| Description of the task |
In the entries that follow, how many lines contain "screenshot"? Answer with the number only.

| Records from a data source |
|---|
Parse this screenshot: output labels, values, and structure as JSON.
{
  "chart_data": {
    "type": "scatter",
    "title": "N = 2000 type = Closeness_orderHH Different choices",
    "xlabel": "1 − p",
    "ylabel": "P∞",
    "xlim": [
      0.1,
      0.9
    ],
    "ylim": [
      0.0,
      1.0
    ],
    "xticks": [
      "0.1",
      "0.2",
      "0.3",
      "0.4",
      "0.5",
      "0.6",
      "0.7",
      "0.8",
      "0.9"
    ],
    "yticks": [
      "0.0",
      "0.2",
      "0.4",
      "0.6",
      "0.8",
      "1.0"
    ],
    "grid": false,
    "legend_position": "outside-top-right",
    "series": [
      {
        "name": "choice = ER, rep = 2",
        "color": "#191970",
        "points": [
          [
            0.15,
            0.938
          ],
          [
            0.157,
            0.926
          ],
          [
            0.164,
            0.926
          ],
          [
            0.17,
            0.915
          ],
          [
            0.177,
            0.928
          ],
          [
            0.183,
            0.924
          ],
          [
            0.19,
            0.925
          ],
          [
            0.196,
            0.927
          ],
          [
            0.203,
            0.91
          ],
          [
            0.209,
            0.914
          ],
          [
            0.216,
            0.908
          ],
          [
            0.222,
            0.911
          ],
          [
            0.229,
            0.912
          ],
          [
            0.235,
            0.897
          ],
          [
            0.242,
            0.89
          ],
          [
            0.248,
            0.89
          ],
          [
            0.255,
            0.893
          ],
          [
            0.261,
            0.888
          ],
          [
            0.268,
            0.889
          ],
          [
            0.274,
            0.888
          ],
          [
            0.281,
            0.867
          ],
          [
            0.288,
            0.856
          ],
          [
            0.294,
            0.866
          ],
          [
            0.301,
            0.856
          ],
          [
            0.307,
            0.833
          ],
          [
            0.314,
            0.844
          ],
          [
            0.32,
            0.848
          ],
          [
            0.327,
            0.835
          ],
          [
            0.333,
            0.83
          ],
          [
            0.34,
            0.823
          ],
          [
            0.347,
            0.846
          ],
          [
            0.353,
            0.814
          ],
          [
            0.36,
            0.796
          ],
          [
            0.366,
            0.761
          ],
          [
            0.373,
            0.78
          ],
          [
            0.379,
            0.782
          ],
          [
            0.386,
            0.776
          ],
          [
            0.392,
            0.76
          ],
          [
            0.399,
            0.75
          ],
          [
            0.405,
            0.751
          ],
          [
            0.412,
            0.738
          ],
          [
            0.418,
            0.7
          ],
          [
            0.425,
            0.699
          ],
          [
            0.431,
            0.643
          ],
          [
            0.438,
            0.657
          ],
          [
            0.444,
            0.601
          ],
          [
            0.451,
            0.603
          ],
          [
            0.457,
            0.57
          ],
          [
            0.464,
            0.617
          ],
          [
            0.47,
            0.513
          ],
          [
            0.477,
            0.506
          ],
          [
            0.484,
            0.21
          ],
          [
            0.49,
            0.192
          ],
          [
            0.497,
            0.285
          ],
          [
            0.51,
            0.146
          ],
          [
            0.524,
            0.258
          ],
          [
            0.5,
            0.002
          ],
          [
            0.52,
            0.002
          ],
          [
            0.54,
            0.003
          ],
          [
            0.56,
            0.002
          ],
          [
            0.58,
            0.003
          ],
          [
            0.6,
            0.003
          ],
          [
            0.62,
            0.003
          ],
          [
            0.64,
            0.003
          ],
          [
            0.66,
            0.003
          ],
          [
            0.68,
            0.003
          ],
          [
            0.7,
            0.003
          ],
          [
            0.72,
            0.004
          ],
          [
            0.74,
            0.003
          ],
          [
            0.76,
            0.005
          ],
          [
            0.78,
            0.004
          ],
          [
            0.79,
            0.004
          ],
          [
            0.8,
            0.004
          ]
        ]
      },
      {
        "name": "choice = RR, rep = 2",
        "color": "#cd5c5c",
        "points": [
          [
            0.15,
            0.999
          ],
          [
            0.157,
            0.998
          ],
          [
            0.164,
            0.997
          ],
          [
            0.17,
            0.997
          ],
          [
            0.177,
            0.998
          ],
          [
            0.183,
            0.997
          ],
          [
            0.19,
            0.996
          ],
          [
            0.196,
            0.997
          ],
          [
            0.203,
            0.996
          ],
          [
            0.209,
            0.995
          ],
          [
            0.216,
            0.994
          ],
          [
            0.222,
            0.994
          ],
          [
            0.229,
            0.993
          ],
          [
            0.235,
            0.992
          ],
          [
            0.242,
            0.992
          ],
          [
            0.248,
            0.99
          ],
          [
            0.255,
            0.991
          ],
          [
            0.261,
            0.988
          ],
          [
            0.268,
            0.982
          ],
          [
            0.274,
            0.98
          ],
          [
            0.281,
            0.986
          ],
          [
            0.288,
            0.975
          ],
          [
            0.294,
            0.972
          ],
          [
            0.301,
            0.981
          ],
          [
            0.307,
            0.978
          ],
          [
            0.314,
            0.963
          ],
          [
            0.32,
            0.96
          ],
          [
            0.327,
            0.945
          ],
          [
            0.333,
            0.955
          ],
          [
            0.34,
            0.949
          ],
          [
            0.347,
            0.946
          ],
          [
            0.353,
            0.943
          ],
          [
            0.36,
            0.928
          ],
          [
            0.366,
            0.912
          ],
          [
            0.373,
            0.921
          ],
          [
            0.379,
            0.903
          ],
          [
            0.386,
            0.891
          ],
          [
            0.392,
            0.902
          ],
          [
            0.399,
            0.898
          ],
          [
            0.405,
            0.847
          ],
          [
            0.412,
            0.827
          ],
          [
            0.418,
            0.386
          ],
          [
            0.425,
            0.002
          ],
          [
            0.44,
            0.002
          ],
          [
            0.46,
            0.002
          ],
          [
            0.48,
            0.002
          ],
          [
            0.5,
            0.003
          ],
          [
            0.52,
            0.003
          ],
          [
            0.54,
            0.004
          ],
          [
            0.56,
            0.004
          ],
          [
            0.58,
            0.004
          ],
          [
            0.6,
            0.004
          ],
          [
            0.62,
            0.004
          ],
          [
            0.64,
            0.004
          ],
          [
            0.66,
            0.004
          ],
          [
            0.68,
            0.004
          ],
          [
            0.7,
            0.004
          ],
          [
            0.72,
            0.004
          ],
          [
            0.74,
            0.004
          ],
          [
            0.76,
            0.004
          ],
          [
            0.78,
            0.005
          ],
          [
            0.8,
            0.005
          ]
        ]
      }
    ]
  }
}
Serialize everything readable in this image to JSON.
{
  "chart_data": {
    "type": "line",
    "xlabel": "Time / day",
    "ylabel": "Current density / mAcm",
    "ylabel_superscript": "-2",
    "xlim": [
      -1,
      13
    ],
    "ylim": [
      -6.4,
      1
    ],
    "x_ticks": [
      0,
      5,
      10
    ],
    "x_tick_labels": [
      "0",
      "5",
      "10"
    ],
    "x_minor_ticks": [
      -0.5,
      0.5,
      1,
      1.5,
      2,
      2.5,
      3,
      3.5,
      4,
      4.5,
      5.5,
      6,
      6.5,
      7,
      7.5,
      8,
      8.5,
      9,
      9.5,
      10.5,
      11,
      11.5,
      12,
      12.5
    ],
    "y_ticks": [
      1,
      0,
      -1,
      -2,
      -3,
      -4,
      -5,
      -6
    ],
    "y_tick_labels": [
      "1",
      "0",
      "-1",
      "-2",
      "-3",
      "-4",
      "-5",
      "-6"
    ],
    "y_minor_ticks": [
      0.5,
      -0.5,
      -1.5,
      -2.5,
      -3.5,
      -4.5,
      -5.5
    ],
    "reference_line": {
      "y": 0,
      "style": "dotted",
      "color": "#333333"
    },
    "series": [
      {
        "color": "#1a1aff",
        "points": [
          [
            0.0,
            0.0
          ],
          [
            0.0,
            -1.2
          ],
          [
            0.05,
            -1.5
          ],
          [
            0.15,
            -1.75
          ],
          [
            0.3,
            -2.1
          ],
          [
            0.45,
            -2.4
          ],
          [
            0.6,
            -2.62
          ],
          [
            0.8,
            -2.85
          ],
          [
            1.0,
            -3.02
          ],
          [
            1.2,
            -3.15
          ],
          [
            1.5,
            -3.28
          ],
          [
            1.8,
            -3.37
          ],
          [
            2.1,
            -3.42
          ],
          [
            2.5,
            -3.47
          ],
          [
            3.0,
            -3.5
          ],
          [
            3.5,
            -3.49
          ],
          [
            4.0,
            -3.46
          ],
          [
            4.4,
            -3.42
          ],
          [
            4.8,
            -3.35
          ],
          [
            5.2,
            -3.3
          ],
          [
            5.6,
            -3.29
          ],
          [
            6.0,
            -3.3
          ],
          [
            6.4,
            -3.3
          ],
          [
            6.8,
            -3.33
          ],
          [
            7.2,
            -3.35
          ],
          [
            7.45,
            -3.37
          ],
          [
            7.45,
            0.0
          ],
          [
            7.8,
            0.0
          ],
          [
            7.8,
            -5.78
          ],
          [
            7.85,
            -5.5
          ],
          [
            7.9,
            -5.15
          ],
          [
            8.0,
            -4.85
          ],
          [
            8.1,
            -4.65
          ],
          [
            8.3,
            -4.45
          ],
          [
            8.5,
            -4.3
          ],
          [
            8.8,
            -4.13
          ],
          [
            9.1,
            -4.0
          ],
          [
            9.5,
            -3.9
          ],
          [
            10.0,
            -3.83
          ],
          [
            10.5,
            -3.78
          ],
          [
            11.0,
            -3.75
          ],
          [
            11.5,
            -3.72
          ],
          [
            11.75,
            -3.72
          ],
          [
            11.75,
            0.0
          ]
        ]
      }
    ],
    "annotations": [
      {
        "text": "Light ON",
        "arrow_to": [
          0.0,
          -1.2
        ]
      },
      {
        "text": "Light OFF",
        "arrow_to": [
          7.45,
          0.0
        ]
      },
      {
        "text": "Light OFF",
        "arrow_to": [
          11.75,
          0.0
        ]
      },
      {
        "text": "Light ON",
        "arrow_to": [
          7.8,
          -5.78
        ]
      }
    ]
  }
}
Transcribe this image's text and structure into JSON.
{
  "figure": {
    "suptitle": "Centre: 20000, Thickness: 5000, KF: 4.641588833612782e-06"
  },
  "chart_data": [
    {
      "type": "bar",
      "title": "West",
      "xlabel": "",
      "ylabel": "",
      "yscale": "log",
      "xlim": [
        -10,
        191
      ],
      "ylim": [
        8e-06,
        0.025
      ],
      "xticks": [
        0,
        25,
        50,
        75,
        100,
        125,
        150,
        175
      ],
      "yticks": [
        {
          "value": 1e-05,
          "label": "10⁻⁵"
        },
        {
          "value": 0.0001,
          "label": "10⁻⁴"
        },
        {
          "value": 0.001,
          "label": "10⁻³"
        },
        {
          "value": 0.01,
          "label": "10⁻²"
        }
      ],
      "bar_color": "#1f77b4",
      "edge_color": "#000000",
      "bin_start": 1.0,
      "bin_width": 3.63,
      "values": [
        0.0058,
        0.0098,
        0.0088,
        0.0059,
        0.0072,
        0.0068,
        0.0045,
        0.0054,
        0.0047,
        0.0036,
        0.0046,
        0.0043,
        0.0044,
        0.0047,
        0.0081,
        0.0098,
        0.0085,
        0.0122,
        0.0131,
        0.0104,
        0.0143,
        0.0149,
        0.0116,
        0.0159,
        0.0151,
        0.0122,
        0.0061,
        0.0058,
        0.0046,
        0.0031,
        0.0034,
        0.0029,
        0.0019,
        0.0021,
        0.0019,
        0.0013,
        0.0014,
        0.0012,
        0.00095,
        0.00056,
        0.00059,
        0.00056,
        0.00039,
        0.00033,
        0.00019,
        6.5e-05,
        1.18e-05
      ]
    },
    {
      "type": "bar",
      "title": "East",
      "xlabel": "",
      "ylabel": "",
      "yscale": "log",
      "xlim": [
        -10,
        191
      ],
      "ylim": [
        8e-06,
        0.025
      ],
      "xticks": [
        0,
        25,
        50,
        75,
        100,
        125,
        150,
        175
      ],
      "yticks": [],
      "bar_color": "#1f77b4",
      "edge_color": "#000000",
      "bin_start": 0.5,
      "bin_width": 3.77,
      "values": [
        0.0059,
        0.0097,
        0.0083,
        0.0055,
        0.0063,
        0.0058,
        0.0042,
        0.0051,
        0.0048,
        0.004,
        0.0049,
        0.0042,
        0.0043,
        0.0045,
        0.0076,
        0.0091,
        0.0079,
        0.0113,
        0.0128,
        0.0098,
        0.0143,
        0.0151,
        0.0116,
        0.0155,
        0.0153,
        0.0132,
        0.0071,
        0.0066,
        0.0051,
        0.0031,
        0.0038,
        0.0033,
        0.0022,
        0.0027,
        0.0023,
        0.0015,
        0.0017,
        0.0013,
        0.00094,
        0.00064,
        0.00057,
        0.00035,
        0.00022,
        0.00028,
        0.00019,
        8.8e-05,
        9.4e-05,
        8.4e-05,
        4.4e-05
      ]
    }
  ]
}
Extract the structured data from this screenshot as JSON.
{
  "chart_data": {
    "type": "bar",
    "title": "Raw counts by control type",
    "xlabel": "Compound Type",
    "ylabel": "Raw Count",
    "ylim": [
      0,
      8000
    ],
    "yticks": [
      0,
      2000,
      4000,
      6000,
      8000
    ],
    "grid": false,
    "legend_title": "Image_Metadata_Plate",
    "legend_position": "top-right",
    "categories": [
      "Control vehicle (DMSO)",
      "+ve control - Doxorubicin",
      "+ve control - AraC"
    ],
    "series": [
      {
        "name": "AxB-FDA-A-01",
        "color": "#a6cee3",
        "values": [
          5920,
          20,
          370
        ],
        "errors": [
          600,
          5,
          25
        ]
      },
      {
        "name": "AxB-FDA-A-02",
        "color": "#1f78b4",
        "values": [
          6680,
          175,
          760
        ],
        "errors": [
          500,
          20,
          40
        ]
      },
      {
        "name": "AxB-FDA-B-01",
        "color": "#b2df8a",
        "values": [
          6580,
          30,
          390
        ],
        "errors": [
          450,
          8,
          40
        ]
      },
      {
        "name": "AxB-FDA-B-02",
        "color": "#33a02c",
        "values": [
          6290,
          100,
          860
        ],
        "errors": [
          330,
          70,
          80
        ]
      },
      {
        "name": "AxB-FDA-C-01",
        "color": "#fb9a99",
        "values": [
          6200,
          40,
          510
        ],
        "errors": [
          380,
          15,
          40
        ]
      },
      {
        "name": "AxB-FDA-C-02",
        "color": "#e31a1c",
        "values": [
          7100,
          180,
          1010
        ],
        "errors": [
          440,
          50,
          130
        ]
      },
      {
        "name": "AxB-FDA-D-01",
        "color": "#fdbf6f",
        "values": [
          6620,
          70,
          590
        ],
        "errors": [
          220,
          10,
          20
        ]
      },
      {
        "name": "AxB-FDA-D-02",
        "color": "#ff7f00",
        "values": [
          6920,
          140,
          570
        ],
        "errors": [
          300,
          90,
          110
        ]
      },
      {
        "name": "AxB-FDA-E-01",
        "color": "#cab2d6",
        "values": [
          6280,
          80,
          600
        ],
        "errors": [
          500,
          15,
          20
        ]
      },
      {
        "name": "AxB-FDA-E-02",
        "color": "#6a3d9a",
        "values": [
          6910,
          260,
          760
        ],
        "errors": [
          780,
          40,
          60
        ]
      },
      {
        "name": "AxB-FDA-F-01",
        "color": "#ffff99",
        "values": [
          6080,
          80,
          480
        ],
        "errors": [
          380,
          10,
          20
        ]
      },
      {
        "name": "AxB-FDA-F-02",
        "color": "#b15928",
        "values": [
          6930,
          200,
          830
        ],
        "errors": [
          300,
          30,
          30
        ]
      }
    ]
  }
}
|---|
| Right answer |
2